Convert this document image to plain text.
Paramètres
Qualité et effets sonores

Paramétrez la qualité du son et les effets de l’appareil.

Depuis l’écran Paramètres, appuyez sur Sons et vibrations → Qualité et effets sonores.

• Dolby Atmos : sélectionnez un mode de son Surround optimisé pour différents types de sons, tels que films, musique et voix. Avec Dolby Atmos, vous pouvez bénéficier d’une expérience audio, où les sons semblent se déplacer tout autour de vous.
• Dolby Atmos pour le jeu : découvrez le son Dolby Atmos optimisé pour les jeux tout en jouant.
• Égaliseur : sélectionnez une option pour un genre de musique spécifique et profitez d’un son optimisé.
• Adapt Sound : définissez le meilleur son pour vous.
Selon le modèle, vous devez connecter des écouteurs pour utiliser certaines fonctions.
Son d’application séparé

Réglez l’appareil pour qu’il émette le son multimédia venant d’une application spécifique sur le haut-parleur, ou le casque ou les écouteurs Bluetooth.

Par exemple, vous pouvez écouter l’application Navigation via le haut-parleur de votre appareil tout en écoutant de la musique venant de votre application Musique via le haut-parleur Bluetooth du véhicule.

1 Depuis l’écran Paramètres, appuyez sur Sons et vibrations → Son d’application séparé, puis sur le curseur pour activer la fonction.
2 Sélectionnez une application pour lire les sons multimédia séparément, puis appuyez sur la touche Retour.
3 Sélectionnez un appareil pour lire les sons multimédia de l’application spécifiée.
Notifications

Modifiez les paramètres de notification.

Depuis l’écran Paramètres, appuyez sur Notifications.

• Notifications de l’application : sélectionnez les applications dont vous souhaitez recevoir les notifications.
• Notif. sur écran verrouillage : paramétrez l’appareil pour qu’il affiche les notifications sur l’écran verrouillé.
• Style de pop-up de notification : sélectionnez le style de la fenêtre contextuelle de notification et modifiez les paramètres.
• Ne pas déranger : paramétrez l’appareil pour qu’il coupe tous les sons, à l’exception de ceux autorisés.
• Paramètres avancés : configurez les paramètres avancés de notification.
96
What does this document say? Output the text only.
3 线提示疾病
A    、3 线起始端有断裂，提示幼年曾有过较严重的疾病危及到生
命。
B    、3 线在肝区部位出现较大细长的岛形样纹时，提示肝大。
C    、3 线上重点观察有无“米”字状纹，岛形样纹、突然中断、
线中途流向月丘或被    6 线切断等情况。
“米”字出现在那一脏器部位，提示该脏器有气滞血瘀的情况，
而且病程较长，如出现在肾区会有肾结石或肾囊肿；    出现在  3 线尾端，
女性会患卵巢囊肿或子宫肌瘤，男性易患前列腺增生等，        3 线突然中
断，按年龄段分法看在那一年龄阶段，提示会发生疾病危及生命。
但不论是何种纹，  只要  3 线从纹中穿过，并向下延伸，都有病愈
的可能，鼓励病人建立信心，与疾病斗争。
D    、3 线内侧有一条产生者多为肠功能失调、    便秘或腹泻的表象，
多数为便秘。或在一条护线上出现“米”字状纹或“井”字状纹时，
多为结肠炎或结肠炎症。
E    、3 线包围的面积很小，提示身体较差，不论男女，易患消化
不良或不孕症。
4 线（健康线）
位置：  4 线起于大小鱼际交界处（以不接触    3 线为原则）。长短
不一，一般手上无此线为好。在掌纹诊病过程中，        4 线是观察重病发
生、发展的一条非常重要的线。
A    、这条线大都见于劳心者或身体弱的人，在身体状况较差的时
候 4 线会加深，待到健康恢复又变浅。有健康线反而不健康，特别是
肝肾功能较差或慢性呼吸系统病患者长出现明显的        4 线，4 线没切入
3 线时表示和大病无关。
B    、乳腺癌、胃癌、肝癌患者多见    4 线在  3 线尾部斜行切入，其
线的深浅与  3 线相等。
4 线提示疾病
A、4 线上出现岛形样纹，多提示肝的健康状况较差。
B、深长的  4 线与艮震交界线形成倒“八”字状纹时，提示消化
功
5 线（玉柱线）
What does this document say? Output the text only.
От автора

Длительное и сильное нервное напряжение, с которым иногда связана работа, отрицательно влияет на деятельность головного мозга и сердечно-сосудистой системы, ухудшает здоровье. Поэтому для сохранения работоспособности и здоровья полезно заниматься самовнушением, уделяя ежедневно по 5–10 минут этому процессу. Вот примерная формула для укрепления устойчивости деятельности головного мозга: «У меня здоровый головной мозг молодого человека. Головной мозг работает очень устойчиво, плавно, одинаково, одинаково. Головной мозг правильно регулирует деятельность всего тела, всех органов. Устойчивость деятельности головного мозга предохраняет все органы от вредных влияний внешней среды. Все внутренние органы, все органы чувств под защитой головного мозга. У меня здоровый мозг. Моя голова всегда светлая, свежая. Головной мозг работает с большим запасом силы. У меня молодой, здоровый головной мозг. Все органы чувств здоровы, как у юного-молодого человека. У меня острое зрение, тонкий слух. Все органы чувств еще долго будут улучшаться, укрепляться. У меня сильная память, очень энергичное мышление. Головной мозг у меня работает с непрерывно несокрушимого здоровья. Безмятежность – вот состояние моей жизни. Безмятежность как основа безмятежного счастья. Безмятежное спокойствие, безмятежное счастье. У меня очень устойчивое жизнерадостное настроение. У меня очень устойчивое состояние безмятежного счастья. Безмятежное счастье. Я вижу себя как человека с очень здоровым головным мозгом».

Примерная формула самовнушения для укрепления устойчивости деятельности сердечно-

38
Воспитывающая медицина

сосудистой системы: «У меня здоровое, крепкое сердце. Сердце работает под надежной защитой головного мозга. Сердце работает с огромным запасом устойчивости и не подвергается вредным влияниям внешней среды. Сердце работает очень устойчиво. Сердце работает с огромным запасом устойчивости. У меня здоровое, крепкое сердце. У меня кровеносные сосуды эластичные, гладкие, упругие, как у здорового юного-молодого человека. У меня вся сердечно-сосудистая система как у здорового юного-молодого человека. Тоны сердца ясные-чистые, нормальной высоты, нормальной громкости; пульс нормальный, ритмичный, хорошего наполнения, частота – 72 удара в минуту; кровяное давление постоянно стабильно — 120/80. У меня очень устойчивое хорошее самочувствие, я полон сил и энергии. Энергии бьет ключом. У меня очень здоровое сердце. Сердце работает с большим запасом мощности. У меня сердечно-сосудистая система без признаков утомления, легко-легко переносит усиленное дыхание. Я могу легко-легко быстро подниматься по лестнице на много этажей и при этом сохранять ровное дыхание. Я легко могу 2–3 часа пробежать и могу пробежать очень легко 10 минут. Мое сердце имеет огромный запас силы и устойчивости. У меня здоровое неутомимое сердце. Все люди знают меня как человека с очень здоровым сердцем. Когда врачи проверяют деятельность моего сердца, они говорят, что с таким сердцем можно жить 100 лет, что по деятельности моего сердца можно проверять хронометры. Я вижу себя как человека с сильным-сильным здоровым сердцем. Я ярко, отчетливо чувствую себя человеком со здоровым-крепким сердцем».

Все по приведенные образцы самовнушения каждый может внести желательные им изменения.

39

- - - - -

= Goal =
Would you reproduce the material above in full, exactly as given?

= Final result =
Convert this document image to plain text.
Paramètres
Qualité et effets sonores

Paramétrez la qualité du son et les effets de l’appareil.

Depuis l’écran Paramètres, appuyez sur Sons et vibrations → Qualité et effets sonores.

• Dolby Atmos : sélectionnez un mode de son Surround optimisé pour différents types de sons, tels que films, musique et voix. Avec Dolby Atmos, vous pouvez bénéficier d’une expérience audio, où les sons semblent se déplacer tout autour de vous.
• Dolby Atmos pour le jeu : découvrez le son Dolby Atmos optimisé pour les jeux tout en jouant.
• Égaliseur : sélectionnez une option pour un genre de musique spécifique et profitez d’un son optimisé.
• Adapt Sound : définissez le meilleur son pour vous.
Selon le modèle, vous devez connecter des écouteurs pour utiliser certaines fonctions.
Son d’application séparé

Réglez l’appareil pour qu’il émette le son multimédia venant d’une application spécifique sur le haut-parleur, ou le casque ou les écouteurs Bluetooth.

Par exemple, vous pouvez écouter l’application Navigation via le haut-parleur de votre appareil tout en écoutant de la musique venant de votre application Musique via le haut-parleur Bluetooth du véhicule.

1 Depuis l’écran Paramètres, appuyez sur Sons et vibrations → Son d’application séparé, puis sur le curseur pour activer la fonction.
2 Sélectionnez une application pour lire les sons multimédia séparément, puis appuyez sur la touche Retour.
3 Sélectionnez un appareil pour lire les sons multimédia de l’application spécifiée.
Notifications

Modifiez les paramètres de notification.

Depuis l’écran Paramètres, appuyez sur Notifications.

• Notifications de l’application : sélectionnez les applications dont vous souhaitez recevoir les notifications.
• Notif. sur écran verrouillage : paramétrez l’appareil pour qu’il affiche les notifications sur l’écran verrouillé.
• Style de pop-up de notification : sélectionnez le style de la fenêtre contextuelle de notification et modifiez les paramètres.
• Ne pas déranger : paramétrez l’appareil pour qu’il coupe tous les sons, à l’exception de ceux autorisés.
• Paramètres avancés : configurez les paramètres avancés de notification.
96
What does this document say? Output the text only.
3 线提示疾病
A    、3 线起始端有断裂，提示幼年曾有过较严重的疾病危及到生
命。
B    、3 线在肝区部位出现较大细长的岛形样纹时，提示肝大。
C    、3 线上重点观察有无“米”字状纹，岛形样纹、突然中断、
线中途流向月丘或被    6 线切断等情况。
“米”字出现在那一脏器部位，提示该脏器有气滞血瘀的情况，
而且病程较长，如出现在肾区会有肾结石或肾囊肿；    出现在  3 线尾端，
女性会患卵巢囊肿或子宫肌瘤，男性易患前列腺增生等，        3 线突然中
断，按年龄段分法看在那一年龄阶段，提示会发生疾病危及生命。
但不论是何种纹，  只要  3 线从纹中穿过，并向下延伸，都有病愈
的可能，鼓励病人建立信心，与疾病斗争。
D    、3 线内侧有一条产生者多为肠功能失调、    便秘或腹泻的表象，
多数为便秘。或在一条护线上出现“米”字状纹或“井”字状纹时，
多为结肠炎或结肠炎症。
E    、3 线包围的面积很小，提示身体较差，不论男女，易患消化
不良或不孕症。
4 线（健康线）
位置：  4 线起于大小鱼际交界处（以不接触    3 线为原则）。长短
不一，一般手上无此线为好。在掌纹诊病过程中，        4 线是观察重病发
生、发展的一条非常重要的线。
A    、这条线大都见于劳心者或身体弱的人，在身体状况较差的时
候 4 线会加深，待到健康恢复又变浅。有健康线反而不健康，特别是
肝肾功能较差或慢性呼吸系统病患者长出现明显的        4 线，4 线没切入
3 线时表示和大病无关。
B    、乳腺癌、胃癌、肝癌患者多见    4 线在  3 线尾部斜行切入，其
线的深浅与  3 线相等。
4 线提示疾病
A、4 线上出现岛形样纹，多提示肝的健康状况较差。
B、深长的  4 线与艮震交界线形成倒“八”字状纹时，提示消化
功
5 线（玉柱线）
What does this document say? Output the text only.
От автора

Длительное и сильное нервное напряжение, с которым иногда связана работа, отрицательно влияет на деятельность головного мозга и сердечно-сосудистой системы, ухудшает здоровье. Поэтому для сохранения работоспособности и здоровья полезно заниматься самовнушением, уделяя ежедневно по 5–10 минут этому процессу. Вот примерная формула для укрепления устойчивости деятельности головного мозга: «У меня здоровый головной мозг молодого человека. Головной мозг работает очень устойчиво, плавно, одинаково, одинаково. Головной мозг правильно регулирует деятельность всего тела, всех органов. Устойчивость деятельности головного мозга предохраняет все органы от вредных влияний внешней среды. Все внутренние органы, все органы чувств под защитой головного мозга. У меня здоровый мозг. Моя голова всегда светлая, свежая. Головной мозг работает с большим запасом силы. У меня молодой, здоровый головной мозг. Все органы чувств здоровы, как у юного-молодого человека. У меня острое зрение, тонкий слух. Все органы чувств еще долго будут улучшаться, укрепляться. У меня сильная память, очень энергичное мышление. Головной мозг у меня работает с непрерывно несокрушимого здоровья. Безмятежность – вот состояние моей жизни. Безмятежность как основа безмятежного счастья. Безмятежное спокойствие, безмятежное счастье. У меня очень устойчивое жизнерадостное настроение. У меня очень устойчивое состояние безмятежного счастья. Безмятежное счастье. Я вижу себя как человека с очень здоровым головным мозгом».

Примерная формула самовнушения для укрепления устойчивости деятельности сердечно-

38
Воспитывающая медицина

сосудистой системы: «У меня здоровое, крепкое сердце. Сердце работает под надежной защитой головного мозга. Сердце работает с огромным запасом устойчивости и не подвергается вредным влияниям внешней среды. Сердце работает очень устойчиво. Сердце работает с огромным запасом устойчивости. У меня здоровое, крепкое сердце. У меня кровеносные сосуды эластичные, гладкие, упругие, как у здорового юного-молодого человека. У меня вся сердечно-сосудистая система как у здорового юного-молодого человека. Тоны сердца ясные-чистые, нормальной высоты, нормальной громкости; пульс нормальный, ритмичный, хорошего наполнения, частота – 72 удара в минуту; кровяное давление постоянно стабильно — 120/80. У меня очень устойчивое хорошее самочувствие, я полон сил и энергии. Энергии бьет ключом. У меня очень здоровое сердце. Сердце работает с большим запасом мощности. У меня сердечно-сосудистая система без признаков утомления, легко-легко переносит усиленное дыхание. Я могу легко-легко быстро подниматься по лестнице на много этажей и при этом сохранять ровное дыхание. Я легко могу 2–3 часа пробежать и могу пробежать очень легко 10 минут. Мое сердце имеет огромный запас силы и устойчивости. У меня здоровое неутомимое сердце. Все люди знают меня как человека с очень здоровым сердцем. Когда врачи проверяют деятельность моего сердца, они говорят, что с таким сердцем можно жить 100 лет, что по деятельности моего сердца можно проверять хронометры. Я вижу себя как человека с сильным-сильным здоровым сердцем. Я ярко, отчетливо чувствую себя человеком со здоровым-крепким сердцем».

Все по приведенные образцы самовнушения каждый может внести желательные им изменения.

39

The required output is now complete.